>> BEGIN

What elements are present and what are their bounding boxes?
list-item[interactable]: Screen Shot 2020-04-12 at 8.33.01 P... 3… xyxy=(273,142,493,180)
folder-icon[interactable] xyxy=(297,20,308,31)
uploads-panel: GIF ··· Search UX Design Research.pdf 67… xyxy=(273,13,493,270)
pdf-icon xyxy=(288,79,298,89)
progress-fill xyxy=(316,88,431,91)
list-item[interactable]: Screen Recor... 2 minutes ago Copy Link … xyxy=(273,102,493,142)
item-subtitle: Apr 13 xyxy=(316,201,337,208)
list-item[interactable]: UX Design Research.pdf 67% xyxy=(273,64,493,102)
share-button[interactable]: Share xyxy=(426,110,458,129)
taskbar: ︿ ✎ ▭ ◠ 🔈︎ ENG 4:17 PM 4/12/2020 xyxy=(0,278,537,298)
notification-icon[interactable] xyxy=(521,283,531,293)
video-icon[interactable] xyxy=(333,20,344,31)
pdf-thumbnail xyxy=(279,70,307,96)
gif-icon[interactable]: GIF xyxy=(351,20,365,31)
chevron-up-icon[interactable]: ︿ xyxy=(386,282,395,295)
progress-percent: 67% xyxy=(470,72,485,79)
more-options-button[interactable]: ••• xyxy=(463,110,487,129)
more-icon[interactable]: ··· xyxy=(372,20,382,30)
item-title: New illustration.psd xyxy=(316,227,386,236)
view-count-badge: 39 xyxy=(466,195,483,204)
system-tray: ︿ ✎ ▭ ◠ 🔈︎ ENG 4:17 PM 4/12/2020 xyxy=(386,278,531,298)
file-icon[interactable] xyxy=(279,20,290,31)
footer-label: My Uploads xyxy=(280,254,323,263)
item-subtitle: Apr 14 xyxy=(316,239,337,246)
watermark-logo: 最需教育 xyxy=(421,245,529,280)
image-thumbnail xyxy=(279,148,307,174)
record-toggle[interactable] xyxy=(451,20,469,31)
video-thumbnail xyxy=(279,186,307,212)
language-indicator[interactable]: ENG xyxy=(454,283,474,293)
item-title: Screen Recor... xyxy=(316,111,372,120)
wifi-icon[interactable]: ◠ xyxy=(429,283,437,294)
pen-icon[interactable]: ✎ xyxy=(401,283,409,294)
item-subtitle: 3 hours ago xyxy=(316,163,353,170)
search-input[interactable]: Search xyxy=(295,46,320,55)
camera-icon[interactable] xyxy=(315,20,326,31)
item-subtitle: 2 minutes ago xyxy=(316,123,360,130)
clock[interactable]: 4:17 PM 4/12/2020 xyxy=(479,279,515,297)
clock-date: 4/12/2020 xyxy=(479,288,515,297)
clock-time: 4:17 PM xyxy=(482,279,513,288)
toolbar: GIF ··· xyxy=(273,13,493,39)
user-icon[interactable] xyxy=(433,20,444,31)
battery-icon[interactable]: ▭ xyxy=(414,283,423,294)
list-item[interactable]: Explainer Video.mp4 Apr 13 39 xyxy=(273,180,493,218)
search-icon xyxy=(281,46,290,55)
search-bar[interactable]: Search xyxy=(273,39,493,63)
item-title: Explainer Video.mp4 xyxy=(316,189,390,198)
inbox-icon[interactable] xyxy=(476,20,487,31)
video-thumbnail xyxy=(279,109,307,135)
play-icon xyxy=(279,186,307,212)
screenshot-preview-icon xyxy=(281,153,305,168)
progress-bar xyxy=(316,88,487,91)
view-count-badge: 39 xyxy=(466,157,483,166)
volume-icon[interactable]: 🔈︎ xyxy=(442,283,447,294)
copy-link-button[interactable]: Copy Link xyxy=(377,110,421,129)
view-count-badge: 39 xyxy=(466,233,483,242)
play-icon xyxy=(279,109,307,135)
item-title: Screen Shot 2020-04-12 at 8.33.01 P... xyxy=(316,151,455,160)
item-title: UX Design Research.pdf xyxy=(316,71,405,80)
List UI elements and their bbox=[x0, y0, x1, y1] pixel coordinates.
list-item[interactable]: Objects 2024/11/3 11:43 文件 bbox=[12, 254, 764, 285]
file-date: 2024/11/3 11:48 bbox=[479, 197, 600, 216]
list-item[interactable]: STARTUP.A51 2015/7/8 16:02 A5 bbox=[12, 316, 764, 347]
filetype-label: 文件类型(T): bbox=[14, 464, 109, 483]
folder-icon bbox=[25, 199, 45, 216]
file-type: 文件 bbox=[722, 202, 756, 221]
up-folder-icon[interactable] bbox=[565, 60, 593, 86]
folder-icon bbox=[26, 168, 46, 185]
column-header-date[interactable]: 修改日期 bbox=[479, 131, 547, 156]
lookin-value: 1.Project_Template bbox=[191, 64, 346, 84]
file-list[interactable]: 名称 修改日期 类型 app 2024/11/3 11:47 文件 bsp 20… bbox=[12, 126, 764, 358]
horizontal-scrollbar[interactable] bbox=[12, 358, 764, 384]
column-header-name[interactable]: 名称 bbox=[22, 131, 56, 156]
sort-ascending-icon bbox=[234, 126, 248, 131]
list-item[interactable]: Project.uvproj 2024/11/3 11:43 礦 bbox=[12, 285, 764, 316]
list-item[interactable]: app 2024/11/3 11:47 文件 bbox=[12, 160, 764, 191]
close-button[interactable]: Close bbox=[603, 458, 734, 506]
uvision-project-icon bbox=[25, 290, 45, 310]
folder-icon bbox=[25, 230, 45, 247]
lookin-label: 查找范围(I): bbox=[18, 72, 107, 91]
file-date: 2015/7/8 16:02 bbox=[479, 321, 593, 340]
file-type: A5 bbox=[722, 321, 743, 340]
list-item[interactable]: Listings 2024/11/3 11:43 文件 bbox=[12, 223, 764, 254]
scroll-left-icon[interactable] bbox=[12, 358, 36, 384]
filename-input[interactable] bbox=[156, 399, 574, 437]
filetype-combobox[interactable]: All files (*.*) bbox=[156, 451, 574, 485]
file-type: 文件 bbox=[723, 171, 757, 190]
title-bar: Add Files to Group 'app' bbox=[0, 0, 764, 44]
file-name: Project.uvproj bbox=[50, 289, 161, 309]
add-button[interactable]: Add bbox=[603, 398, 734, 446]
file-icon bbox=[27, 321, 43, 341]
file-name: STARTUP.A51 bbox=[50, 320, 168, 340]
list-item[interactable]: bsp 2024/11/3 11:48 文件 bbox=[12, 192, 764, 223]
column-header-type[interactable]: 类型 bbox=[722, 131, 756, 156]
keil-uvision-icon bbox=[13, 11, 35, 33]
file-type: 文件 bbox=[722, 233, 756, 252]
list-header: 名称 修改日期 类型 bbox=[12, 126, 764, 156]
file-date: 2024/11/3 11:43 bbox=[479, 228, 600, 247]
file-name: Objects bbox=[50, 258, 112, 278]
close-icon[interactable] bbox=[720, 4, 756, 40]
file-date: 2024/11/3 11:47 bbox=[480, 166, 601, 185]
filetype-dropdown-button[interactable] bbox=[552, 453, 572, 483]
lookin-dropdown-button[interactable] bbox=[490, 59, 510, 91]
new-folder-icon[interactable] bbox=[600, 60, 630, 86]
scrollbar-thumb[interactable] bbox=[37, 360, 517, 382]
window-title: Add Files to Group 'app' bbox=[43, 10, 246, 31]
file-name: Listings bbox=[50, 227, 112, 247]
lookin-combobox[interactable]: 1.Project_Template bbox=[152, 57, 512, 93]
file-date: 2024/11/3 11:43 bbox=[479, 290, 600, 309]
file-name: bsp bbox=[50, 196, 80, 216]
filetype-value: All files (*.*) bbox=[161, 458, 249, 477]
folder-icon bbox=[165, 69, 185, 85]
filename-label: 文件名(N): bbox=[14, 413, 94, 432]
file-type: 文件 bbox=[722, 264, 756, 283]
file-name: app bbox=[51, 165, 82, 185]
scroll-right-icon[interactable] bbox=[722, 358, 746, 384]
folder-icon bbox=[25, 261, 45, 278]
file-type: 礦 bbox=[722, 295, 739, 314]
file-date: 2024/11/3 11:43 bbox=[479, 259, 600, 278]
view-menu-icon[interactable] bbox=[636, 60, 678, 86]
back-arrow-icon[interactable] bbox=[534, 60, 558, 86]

>> END

THE PROBLEM: Could you rewrite the records from their start through the line with "list-item[interactable]: Screen Recor...", replacing "uploads-panel" with "uploads-window" and keeping everything else unchanged?

OUTPUT FOR THIS EXERCISE:
What elements are present and what are their bounding boxes?
list-item[interactable]: Screen Shot 2020-04-12 at 8.33.01 P... 3… xyxy=(273,142,493,180)
folder-icon[interactable] xyxy=(297,20,308,31)
uploads-window: GIF ··· Search UX Design Research.pdf 67… xyxy=(273,13,493,270)
pdf-icon xyxy=(288,79,298,89)
progress-fill xyxy=(316,88,431,91)
list-item[interactable]: Screen Recor... 2 minutes ago Copy Link … xyxy=(273,102,493,142)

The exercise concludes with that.